== EXERCISE OBJECTIVE ==
Copy all lines below containing "调整费用".

━━━ DATA SECTION ━━━

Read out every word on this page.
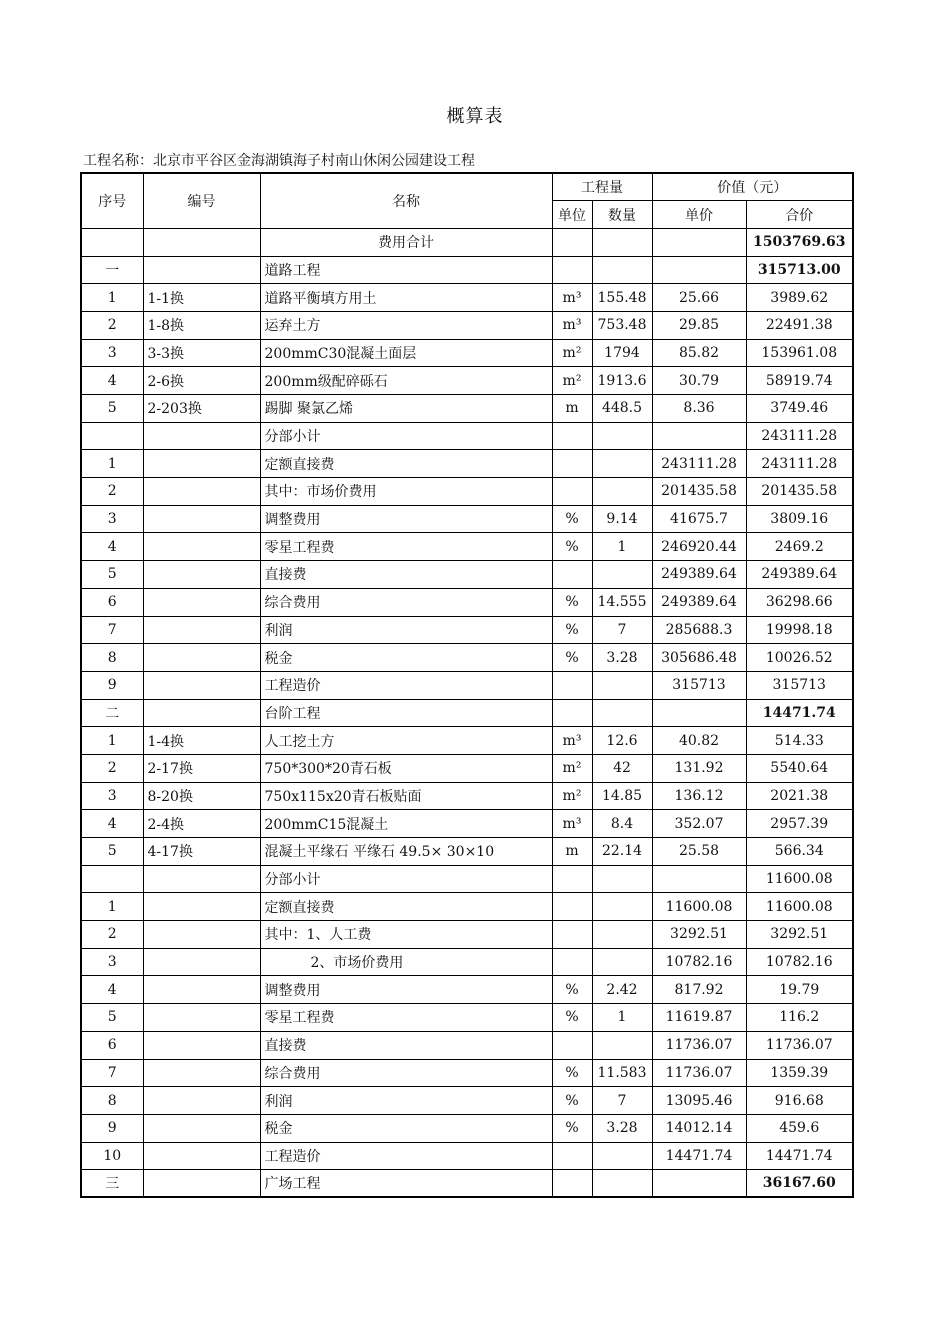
概算表
工程名称：北京市平谷区金海湖镇海子村南山休闲公园建设工程
序号	编号	名称	工程量		价值（元）	
			单位	数量	单价	合价
		费用合计				1503769.63
一		道路工程				315713.00
1	1-1换	道路平衡填方用土	m³	155.48	25.66	3989.62
2	1-8换	运弃土方	m³	753.48	29.85	22491.38
3	3-3换	200mmC30混凝土面层	m²	1794	85.82	153961.08
4	2-6换	200mm级配碎砾石	m²	1913.6	30.79	58919.74
5	2-203换	踢脚 聚氯乙烯	m	448.5	8.36	3749.46
		分部小计				243111.28
1		定额直接费			243111.28	243111.28
2		其中：市场价费用			201435.58	201435.58
3		调整费用	%	9.14	41675.7	3809.16
4		零星工程费	%	1	246920.44	2469.2
5		直接费			249389.64	249389.64
6		综合费用	%	14.555	249389.64	36298.66
7		利润	%	7	285688.3	19998.18
8		税金	%	3.28	305686.48	10026.52
9		工程造价			315713	315713
二		台阶工程				14471.74
1	1-4换	人工挖土方	m³	12.6	40.82	514.33
2	2-17换	750*300*20青石板	m²	42	131.92	5540.64
3	8-20换	750x115x20青石板贴面	m²	14.85	136.12	2021.38
4	2-4换	200mmC15混凝土	m³	8.4	352.07	2957.39
5	4-17换	混凝土平缘石 平缘石 49.5× 30×10	m	22.14	25.58	566.34
		分部小计				11600.08
1		定额直接费			11600.08	11600.08
2		其中：1、人工费			3292.51	3292.51
3		2、市场价费用			10782.16	10782.16
4		调整费用	%	2.42	817.92	19.79
5		零星工程费	%	1	11619.87	116.2
6		直接费			11736.07	11736.07
7		综合费用	%	11.583	11736.07	1359.39
8		利润	%	7	13095.46	916.68
9		税金	%	3.28	14012.14	459.6
10		工程造价			14471.74	14471.74
三		广场工程				36167.60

━━━

== EXERCISE RESPONSE ==
3		调整费用	%	9.14	41675.7	3809.16
4		调整费用	%	2.42	817.92	19.79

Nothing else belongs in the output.